> _REQUIRED ACTION_:
Answer these questions about the passage on family communication below:
1. When a spouse is severely impaired, who becomes the person to communicate with?
2. Who should be included with the parents in discussions of their care?
3. What does successful communication during a family meeting begin with?

> _SELECTED EXTRACT_:
________________________

Respect boundaries between family subgroups. In families of older adults, support the integrity of the spousal relationship. Children (regardless of age) should not be given important information before a spouse. The spouse is the appropriate person with whom to communicate. Special circumstances such as a spouse’s illness or lack of cognitive capacity will necessarily alter your plan for communicating. When a spouse is severely impaired, the health care proxy becomes the person with whom you will communicate. In families with younger children, parents are obviously your point of contact. Even this family structure may present communication challenges. Divorce, custody disputes, and joint custody arrangements may create barriers to communication with family members. Adolescents should be included with the parents in discussions of their care.
The Family Meeting
Successful communication during a family meeting begins with preparation. Whenever possible, ask the client or resident who should be included. Sometimes clients are too young or too ill to provide direction. In the case of older adults and their adult children, they often come into the health care setting together. Find out if this is the client’s next of kin and who else can or should be included.

________________________

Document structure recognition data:
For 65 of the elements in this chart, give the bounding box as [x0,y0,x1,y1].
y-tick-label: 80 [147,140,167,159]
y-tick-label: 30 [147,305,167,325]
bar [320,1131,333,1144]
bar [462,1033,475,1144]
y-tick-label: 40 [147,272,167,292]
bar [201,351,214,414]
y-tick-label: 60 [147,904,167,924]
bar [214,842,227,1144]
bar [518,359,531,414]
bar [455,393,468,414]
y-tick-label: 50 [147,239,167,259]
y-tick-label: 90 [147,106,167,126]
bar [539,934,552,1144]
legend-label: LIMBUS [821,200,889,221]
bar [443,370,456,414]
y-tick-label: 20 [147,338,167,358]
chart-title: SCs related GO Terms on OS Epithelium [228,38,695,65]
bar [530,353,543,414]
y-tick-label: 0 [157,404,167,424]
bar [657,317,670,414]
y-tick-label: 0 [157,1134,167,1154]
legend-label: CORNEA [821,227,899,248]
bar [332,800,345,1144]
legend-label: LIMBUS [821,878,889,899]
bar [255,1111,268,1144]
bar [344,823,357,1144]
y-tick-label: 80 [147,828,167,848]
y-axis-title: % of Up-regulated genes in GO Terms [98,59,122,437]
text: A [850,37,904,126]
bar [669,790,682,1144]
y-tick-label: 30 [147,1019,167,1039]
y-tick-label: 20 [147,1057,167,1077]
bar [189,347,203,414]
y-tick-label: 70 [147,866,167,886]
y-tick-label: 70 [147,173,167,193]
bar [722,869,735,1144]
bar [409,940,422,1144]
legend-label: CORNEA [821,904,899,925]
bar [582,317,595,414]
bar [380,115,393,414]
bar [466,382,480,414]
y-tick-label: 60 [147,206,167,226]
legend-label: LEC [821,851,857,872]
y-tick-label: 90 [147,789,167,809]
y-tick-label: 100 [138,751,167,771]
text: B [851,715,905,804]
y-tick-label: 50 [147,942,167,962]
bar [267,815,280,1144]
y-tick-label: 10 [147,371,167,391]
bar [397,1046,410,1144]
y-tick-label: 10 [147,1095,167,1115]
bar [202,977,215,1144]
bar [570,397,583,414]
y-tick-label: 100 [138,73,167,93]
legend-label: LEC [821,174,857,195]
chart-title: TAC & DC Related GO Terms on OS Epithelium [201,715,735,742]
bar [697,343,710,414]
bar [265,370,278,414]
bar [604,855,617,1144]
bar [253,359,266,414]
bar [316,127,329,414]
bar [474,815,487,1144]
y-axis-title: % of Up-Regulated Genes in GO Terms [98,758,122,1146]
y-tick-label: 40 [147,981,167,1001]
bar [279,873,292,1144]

________________________

> _RESPONSE TO THE TASK_:
1. The health care proxy.
2. Adolescents.
3. Preparation.